start Records shown
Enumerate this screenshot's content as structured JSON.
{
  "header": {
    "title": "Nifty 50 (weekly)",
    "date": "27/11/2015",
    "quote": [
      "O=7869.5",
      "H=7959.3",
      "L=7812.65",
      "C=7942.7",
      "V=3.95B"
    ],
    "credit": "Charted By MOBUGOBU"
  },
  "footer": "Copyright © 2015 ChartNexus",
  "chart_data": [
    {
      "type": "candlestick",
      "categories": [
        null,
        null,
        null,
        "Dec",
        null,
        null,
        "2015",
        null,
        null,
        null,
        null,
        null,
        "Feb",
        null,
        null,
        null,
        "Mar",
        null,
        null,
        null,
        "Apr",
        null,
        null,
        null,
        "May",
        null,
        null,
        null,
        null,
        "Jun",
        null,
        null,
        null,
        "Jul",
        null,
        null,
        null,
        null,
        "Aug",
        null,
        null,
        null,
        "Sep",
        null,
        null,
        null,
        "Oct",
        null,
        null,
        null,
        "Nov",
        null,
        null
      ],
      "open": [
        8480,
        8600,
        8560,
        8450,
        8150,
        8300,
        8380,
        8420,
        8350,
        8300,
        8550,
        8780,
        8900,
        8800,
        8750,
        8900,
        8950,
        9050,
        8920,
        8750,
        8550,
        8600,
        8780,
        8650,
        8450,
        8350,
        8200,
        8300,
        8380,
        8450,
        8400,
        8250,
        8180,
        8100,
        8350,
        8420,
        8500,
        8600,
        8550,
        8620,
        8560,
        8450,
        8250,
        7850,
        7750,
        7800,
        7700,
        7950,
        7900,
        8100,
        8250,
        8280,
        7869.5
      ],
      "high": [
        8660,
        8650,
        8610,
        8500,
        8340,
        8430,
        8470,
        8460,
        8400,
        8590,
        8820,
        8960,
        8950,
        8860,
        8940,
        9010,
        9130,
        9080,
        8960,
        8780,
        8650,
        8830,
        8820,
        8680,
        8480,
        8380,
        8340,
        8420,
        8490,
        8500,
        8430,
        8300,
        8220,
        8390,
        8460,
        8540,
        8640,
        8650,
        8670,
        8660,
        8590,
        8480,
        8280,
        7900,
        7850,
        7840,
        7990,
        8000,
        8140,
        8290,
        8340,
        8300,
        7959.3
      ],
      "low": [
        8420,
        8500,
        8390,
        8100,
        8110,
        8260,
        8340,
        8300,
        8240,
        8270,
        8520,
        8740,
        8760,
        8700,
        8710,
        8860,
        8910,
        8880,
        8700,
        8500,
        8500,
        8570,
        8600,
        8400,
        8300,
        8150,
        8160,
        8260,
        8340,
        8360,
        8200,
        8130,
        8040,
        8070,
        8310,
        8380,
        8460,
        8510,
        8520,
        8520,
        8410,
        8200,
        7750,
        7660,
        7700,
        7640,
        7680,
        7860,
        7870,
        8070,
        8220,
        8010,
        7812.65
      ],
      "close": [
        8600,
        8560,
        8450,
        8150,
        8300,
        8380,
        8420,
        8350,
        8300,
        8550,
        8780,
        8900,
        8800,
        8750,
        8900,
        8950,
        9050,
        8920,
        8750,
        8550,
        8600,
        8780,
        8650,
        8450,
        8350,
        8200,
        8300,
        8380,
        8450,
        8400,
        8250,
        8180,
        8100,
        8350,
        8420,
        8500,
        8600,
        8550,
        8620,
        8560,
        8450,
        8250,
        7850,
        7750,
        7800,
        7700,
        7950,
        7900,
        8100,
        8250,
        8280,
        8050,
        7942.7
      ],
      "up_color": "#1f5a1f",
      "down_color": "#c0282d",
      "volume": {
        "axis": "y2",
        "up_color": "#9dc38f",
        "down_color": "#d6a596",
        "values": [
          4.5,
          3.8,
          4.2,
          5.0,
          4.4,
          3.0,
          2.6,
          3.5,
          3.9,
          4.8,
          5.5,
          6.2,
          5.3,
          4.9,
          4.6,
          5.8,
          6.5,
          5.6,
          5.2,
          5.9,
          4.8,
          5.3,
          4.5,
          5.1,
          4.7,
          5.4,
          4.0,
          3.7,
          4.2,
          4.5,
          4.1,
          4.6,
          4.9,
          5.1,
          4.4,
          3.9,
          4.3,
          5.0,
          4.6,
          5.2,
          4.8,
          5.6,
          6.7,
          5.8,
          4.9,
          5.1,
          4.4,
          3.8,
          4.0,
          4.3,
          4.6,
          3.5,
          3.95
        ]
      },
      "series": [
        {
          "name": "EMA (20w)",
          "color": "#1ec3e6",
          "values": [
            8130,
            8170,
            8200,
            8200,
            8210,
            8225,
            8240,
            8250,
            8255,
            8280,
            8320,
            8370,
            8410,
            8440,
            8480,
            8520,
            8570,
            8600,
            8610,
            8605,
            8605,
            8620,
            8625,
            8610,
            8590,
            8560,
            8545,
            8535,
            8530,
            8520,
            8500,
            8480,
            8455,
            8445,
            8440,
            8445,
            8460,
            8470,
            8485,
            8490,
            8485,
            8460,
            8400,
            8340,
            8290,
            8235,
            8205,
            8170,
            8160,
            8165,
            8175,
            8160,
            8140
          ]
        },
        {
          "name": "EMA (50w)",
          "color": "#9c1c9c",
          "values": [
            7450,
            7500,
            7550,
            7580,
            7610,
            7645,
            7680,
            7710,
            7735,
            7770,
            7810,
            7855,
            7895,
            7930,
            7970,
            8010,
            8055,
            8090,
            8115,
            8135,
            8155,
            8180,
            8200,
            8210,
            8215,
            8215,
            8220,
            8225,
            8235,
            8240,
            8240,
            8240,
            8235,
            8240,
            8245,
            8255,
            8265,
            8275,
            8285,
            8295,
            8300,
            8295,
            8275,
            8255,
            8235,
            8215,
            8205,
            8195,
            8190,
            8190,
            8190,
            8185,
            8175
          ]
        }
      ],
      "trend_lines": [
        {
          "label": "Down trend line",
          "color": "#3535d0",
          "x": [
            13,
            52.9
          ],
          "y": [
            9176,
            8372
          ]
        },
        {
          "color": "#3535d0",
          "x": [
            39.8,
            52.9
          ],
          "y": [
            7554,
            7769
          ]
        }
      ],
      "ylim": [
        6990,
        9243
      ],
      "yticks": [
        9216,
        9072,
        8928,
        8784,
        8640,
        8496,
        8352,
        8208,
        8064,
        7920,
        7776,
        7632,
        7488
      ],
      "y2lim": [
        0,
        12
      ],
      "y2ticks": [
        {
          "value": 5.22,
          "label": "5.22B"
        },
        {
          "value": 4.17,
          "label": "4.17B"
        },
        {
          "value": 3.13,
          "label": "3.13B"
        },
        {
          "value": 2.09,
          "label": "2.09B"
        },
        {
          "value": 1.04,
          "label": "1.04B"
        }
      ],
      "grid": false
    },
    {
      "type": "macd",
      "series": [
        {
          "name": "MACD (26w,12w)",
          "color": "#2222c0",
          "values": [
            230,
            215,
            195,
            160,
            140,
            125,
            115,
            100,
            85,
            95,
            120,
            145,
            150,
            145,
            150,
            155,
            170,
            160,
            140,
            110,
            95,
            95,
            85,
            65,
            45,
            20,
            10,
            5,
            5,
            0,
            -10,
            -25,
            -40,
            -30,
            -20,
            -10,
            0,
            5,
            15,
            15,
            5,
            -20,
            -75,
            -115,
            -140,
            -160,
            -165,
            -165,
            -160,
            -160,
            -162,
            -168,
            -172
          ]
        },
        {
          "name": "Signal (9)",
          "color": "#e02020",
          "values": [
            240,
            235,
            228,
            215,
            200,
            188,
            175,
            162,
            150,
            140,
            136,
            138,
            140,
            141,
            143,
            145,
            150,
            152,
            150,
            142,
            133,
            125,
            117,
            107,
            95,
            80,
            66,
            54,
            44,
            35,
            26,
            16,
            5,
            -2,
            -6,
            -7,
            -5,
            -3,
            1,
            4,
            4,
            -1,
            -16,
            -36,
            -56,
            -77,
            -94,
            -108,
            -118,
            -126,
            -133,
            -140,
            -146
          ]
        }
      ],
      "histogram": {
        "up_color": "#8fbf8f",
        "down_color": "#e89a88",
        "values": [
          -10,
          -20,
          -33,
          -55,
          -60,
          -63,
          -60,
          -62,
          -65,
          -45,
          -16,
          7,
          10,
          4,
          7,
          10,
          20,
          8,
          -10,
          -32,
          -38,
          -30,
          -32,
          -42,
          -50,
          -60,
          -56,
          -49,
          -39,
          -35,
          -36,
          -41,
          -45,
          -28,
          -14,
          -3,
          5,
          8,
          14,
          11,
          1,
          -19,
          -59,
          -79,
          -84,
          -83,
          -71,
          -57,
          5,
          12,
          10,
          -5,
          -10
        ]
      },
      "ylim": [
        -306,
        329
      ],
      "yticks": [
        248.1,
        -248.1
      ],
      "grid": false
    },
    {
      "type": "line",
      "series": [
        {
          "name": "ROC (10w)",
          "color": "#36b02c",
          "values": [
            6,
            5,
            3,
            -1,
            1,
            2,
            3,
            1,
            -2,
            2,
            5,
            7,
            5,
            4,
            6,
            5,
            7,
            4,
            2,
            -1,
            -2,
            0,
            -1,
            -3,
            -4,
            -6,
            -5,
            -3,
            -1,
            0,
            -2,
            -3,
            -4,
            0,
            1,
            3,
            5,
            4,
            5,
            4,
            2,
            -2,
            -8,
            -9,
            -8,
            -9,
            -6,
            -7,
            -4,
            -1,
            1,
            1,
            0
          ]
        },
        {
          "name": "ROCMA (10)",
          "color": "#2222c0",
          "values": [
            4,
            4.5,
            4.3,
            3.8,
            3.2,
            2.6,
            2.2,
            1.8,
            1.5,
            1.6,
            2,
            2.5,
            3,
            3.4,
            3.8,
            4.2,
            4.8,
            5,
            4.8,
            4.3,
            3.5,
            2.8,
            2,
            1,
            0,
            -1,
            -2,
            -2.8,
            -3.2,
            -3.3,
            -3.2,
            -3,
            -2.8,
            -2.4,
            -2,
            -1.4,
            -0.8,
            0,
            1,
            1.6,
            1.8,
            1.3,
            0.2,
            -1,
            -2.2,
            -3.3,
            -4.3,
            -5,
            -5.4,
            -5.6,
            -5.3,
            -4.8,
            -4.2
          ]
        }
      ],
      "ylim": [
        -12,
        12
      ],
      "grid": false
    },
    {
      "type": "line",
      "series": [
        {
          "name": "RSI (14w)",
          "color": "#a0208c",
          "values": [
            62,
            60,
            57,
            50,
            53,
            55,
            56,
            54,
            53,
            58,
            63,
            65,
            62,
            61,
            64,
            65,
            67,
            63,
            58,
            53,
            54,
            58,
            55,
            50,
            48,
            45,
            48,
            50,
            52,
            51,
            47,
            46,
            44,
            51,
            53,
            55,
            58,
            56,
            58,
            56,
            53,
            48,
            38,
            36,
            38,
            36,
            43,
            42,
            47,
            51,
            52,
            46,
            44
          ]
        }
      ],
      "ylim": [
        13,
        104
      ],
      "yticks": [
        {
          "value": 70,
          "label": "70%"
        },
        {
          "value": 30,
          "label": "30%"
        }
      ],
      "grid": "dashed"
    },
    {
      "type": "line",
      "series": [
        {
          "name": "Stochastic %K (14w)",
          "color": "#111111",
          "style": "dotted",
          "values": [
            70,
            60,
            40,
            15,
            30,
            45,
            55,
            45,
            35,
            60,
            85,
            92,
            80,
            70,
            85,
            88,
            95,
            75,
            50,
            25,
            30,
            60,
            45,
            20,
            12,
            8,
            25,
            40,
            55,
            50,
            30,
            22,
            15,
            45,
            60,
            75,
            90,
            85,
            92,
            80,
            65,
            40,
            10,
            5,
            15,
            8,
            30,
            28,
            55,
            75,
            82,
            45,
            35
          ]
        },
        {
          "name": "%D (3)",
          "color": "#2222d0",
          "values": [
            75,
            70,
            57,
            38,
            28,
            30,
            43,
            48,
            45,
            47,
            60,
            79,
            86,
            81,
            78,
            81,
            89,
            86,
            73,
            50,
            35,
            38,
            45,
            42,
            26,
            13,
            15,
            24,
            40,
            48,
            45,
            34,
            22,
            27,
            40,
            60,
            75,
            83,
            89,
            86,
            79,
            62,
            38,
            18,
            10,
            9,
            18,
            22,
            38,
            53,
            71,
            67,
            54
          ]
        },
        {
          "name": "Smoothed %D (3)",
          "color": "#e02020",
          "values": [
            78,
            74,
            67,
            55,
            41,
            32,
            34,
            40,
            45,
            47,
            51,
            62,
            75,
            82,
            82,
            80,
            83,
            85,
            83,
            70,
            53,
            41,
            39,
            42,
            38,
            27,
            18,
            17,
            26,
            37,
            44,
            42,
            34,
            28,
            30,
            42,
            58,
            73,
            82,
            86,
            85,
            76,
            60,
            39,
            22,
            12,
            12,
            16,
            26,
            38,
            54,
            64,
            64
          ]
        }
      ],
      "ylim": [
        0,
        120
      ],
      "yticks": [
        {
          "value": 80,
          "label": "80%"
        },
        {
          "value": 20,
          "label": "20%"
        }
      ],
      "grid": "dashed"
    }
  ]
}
end Records shown
● **Exercise task**
Gather each line in the entries above where the string "name" is found.

● **Result of the exercise**
          "name": "EMA (20w)",
          "name": "EMA (50w)",
          "name": "MACD (26w,12w)",
          "name": "Signal (9)",
          "name": "ROC (10w)",
          "name": "ROCMA (10)",
          "name": "RSI (14w)",
          "name": "Stochastic %K (14w)",
          "name": "%D (3)",
          "name": "Smoothed %D (3)",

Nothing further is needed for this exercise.